▶ **WORK TASK**: Print the part of the foreclosure article between "Foreclosure Storm: Minorities" and "from communities of color.", inclusive, with its wording unchanged.

▶ **PASSAGE FOR REVIEW**:
⟨

The data are finally starting to come in, and the numbers are horrifying. The Great Recession inflicted wounds on Black America that will cripple communities for years to come. Depreciation of foreclosure-devastated neighborhoods will cause between $193 billion and $180 billion in wealth to be “drained from black and Latino communities.”

 

Foreclosure Storm: Minorities Swept Up in Greater Numbers

by Doug Miller

This article previously appeared in DefendersOnLine, a publication of the NAACP Legal Defense and Educational Fund.

“Eleven percent of African-American and 17 percent of Latino homeowners already have lost or are in imminent danger of losing their homes to foreclosure.”

A tornado of foreclosures spawned by the subprime mortgage collapse has disproportionately flattened black and Hispanic homeowners, according to new research by the Center for Responsible Lending (CRL), sucking hundreds of billions of dollars in wealth from communities of color.

The report, Foreclosures by Race and Ethnicity: The Demographics of a Crisis [1], estimates that 11 percent of African-American and 17 percent of Latino homeowners already have lost or are in imminent danger of losing their homes to foreclosure. Among recent borrowers, the research has disclosed, nearly 8 percent of both blacks and Latinos have lost their homes compared to 4.5 percent of whites.

Using government and industry data to estimate the number of foreclosures in recent years, as well as their impact by race and ethnicity, the CRL study estimates that 2.5 million foreclosures were completed from the beginning of 2007 through the end of 2009. It also projects that another 5.7 million borrowers are at risk of having their mortgages foreclosed.

Citing analyses by independent financial services organizations like Credit Suisse and Goldman Sachs, the center estimates that somewhere between 10 and 13 million foreclosures will have occurred by the time the housing storm has finally passed.

[2]Wade Henderson, president and CEO of the Leadership Conference on Civil and Human Rights, said the report describes “the devastating impact that the casino culture of Wall Street and the mortgage industry is having on communities of color. These hardworking families have borne the brunt of an anything-goes regulatory system that has turned a blind eye toward predatory lending and the needs of vulnerable consumers who may never recover the wealth they have lost.”

“Somewhere between 10 and 13 million foreclosures will have occurred by the time the housing storm has finally passed.”

⟩

▶ **DATA UNDER STUDY**:
⟨

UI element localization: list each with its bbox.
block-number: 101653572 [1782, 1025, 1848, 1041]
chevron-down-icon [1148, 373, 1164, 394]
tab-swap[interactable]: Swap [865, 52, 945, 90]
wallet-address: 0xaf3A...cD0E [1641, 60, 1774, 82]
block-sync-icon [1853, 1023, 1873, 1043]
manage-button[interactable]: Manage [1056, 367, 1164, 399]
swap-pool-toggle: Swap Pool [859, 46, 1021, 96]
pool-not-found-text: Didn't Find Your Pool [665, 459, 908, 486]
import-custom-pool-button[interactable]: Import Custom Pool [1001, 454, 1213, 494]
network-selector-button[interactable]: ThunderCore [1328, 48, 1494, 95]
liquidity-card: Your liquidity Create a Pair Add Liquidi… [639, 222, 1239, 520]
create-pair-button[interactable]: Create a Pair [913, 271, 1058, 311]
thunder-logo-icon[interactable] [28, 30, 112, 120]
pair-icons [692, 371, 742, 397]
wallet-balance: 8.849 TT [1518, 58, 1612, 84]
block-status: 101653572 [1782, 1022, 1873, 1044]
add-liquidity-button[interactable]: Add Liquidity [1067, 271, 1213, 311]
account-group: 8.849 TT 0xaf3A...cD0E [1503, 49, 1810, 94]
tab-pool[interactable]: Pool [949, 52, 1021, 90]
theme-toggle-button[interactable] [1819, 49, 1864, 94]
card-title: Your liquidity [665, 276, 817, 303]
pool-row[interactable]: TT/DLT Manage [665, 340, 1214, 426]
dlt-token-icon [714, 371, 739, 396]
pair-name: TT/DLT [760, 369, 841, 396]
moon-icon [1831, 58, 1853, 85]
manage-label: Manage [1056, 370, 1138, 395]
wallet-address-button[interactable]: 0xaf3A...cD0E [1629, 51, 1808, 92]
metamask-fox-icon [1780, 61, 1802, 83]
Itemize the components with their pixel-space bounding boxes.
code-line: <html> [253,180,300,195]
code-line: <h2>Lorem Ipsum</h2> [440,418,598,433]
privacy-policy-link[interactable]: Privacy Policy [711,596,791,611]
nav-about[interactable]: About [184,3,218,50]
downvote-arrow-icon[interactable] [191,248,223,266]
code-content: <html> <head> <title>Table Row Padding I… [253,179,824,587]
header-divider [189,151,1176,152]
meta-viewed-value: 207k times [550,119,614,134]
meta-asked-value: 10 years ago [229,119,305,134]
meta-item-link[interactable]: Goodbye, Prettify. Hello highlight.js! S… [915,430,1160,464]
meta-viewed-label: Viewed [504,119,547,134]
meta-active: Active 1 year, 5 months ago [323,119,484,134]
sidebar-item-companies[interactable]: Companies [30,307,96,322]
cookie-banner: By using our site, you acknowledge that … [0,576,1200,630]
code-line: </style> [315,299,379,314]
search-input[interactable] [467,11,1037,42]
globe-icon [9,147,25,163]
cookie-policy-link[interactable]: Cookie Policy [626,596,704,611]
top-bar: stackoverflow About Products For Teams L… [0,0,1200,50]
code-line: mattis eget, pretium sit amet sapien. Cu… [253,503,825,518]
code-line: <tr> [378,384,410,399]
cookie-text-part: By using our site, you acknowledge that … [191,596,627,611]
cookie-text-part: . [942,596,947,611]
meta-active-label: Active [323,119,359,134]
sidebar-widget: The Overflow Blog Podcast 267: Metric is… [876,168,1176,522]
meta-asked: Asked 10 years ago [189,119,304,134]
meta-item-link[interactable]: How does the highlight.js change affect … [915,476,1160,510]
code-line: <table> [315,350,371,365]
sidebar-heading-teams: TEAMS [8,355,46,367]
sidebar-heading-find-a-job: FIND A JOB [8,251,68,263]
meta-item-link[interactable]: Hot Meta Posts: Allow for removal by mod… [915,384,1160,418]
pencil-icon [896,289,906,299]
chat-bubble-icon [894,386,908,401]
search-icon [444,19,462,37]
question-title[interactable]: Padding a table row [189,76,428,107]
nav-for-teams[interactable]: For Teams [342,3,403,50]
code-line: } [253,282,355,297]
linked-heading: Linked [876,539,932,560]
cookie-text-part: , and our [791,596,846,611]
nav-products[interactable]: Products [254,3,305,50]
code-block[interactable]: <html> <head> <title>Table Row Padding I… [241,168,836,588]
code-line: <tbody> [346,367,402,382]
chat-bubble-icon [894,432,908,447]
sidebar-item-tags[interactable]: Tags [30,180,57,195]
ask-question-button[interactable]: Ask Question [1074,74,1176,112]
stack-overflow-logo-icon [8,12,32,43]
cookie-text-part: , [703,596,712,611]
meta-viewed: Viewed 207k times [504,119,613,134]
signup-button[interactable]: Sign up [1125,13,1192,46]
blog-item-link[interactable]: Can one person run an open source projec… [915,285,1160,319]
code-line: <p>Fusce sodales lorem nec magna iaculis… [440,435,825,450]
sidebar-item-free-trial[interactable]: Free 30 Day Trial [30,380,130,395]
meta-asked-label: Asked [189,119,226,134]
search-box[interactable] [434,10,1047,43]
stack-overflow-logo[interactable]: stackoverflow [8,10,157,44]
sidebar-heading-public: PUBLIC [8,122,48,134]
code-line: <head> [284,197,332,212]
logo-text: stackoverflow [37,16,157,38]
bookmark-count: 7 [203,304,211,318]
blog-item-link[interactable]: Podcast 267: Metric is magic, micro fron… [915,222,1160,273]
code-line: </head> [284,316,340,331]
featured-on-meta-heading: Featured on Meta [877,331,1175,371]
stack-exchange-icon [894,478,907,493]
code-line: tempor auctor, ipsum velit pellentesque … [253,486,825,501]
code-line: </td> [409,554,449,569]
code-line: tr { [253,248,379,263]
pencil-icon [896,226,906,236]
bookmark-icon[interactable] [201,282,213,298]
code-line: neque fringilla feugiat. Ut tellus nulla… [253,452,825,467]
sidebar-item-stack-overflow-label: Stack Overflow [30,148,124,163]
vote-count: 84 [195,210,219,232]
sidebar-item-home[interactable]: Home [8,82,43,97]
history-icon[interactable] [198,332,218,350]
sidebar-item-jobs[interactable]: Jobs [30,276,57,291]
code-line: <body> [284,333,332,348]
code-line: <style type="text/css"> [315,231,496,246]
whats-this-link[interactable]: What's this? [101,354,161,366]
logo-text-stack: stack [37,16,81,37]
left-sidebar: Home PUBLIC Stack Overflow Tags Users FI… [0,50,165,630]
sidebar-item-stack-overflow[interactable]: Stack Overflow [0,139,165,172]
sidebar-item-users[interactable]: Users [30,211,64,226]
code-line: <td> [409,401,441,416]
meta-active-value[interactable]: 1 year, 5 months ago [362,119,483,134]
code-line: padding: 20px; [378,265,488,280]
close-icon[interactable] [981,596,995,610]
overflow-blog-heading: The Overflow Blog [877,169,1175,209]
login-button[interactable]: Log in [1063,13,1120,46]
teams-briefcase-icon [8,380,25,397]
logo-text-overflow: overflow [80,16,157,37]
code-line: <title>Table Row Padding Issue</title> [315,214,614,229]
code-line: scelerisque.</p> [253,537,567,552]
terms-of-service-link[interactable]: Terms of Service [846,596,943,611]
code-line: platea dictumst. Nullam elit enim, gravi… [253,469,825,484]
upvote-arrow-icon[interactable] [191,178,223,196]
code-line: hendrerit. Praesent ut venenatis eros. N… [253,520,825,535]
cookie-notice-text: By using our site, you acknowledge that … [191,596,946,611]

⟩

▶ **ANSWER TO THIS TASK**:
Foreclosure Storm: Minorities Swept Up in Greater Numbers

by Doug Miller

This article previously appeared in DefendersOnLine, a publication of the NAACP Legal Defense and Educational Fund.

“Eleven percent of African-American and 17 percent of Latino homeowners already have lost or are in imminent danger of losing their homes to foreclosure.”

A tornado of foreclosures spawned by the subprime mortgage collapse has disproportionately flattened black and Hispanic homeowners, according to new research by the Center for Responsible Lending (CRL), sucking hundreds of billions of dollars in wealth from communities of color.